**GIVEN INSTRUCTION:**
Copy every line of the data that includes the string "النوم".

--- RECORDS FOR THIS EXERCISE ---

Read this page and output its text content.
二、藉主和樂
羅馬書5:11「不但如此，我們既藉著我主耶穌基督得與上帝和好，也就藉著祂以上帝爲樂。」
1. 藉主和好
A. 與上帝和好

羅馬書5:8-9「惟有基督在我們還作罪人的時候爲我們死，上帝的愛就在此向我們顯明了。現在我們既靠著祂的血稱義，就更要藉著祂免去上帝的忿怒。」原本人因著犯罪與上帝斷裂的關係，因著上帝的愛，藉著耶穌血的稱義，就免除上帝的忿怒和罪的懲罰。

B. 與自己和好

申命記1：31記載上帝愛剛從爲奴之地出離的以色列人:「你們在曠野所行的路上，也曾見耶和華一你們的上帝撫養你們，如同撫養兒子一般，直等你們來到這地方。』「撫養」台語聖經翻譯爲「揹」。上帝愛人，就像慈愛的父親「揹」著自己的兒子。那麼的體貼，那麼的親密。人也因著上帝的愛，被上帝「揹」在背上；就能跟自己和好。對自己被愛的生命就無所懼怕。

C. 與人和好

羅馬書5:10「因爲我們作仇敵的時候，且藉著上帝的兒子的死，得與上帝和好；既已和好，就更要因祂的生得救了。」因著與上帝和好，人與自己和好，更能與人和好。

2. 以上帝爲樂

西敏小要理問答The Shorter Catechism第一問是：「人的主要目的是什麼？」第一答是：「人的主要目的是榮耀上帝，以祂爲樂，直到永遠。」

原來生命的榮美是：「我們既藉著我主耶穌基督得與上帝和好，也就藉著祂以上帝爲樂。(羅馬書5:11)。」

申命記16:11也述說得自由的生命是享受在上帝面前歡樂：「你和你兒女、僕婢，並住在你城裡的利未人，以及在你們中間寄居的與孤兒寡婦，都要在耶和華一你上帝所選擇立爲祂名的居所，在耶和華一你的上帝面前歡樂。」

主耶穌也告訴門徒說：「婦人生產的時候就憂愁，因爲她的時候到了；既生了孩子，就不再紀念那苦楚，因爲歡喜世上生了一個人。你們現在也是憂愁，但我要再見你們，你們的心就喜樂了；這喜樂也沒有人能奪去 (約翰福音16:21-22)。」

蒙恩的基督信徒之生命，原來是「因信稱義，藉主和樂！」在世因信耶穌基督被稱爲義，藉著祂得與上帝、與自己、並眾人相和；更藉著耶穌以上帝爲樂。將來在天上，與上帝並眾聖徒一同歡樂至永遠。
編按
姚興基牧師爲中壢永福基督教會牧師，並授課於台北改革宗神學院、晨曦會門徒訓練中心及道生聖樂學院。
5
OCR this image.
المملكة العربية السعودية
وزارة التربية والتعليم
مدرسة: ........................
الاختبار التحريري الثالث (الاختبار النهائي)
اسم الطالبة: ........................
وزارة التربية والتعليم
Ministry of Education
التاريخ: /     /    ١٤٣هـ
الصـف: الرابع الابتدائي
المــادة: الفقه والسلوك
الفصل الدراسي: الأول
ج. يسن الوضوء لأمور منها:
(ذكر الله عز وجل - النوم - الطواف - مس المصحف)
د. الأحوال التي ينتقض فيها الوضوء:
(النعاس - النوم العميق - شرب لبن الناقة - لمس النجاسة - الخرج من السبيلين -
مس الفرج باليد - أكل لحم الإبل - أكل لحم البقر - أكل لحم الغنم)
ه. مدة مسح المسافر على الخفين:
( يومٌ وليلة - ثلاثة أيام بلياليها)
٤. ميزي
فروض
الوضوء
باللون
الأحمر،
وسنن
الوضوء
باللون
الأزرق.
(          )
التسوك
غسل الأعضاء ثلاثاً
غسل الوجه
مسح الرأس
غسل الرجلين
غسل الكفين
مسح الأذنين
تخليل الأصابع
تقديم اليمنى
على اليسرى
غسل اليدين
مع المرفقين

---

**REPLY:**
(ذكر الله عز وجل - النوم - الطواف - مس المصحف)
(النعاس - النوم العميق - شرب لبن الناقة - لمس النجاسة - الخرج من السبيلين -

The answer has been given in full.